[Dataset items]
==*==

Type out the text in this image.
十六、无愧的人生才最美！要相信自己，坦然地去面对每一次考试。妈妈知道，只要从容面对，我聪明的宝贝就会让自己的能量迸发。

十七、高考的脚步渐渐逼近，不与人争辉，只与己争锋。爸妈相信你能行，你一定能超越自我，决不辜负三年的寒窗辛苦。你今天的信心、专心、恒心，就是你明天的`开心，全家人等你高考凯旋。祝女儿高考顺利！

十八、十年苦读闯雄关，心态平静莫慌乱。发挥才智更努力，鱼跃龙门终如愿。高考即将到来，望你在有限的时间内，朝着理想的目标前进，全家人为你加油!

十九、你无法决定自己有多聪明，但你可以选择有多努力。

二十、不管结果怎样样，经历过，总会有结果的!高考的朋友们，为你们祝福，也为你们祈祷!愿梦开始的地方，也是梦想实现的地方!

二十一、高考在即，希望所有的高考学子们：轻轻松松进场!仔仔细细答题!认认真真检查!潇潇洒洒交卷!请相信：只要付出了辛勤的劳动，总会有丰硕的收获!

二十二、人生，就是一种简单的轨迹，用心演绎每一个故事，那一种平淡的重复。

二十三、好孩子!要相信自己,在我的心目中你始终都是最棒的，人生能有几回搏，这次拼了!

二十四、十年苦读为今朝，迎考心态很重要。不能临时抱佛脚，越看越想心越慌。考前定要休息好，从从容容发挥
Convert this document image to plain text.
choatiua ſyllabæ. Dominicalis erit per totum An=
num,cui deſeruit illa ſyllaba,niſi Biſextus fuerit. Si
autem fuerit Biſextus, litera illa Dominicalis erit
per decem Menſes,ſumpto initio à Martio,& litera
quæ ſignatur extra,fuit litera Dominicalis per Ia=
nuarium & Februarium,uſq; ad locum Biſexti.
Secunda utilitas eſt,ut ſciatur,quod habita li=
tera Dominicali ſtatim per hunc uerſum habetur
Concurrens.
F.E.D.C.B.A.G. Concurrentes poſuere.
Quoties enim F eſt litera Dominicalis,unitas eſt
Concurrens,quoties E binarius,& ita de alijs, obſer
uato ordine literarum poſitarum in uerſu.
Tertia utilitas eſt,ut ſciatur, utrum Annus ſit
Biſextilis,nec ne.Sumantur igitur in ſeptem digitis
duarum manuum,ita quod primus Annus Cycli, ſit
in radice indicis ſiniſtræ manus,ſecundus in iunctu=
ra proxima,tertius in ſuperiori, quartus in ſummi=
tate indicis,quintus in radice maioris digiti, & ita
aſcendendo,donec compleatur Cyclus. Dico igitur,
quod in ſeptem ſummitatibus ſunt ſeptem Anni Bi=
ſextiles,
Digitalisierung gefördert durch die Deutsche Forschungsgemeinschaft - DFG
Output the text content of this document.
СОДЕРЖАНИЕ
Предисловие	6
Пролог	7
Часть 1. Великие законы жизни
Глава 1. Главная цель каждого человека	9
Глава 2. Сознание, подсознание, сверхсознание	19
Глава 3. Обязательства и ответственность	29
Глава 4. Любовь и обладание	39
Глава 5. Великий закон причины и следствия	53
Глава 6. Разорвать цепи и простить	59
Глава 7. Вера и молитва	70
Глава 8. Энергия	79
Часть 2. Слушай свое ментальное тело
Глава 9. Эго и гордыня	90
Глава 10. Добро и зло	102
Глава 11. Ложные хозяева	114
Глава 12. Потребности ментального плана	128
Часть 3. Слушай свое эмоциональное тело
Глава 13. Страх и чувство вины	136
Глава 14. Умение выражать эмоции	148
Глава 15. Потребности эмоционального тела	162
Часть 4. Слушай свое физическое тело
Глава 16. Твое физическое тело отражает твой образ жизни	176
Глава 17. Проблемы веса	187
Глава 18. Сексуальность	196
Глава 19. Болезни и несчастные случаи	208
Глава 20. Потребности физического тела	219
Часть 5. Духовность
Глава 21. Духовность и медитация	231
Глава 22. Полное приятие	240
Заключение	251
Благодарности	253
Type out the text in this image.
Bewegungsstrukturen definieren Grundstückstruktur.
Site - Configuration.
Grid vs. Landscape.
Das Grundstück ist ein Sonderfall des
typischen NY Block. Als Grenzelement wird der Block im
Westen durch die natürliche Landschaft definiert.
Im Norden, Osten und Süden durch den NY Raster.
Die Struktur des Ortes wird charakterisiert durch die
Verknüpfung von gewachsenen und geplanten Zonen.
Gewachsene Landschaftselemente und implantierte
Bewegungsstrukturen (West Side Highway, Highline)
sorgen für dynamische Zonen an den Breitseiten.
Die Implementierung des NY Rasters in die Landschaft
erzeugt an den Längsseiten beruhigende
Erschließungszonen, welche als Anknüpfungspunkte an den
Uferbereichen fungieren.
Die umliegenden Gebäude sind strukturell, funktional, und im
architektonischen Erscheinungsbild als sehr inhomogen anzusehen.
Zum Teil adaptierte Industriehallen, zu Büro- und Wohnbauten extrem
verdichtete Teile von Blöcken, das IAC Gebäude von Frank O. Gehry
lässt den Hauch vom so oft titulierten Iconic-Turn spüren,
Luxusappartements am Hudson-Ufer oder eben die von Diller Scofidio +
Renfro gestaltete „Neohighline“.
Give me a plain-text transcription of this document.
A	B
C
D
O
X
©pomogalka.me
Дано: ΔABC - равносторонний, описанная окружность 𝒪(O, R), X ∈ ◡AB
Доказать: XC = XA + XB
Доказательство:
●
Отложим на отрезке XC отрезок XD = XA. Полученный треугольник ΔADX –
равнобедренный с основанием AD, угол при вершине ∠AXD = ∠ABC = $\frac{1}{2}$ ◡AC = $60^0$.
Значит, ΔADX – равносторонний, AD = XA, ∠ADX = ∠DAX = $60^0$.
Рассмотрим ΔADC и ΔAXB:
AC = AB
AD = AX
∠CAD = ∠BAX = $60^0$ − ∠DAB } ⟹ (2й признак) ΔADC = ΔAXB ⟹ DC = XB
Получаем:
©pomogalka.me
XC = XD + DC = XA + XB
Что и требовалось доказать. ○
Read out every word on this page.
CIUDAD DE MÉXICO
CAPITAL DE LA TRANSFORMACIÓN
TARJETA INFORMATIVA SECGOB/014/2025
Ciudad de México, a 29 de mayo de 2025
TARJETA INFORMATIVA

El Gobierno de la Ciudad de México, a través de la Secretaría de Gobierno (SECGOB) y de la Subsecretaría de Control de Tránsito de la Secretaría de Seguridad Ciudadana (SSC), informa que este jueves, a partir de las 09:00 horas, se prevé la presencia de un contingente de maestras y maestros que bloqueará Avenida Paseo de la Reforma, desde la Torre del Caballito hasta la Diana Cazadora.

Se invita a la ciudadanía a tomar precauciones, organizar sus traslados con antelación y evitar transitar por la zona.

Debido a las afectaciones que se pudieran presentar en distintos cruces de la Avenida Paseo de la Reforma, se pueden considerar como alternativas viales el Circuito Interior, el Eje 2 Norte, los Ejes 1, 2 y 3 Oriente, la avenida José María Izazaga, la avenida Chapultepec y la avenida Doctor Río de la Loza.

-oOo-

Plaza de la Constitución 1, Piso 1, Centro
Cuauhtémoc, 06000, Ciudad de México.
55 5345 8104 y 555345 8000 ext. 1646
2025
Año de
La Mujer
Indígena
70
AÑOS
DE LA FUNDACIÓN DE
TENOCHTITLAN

==*==

§ TO DO
Using the entries above, return each line that includes the word "radice".

§ FINISHED ANSWER
in radice indicis ſiniſtræ manus,ſecundus in iunctu=
tate indicis,quintus in radice maioris digiti, & ita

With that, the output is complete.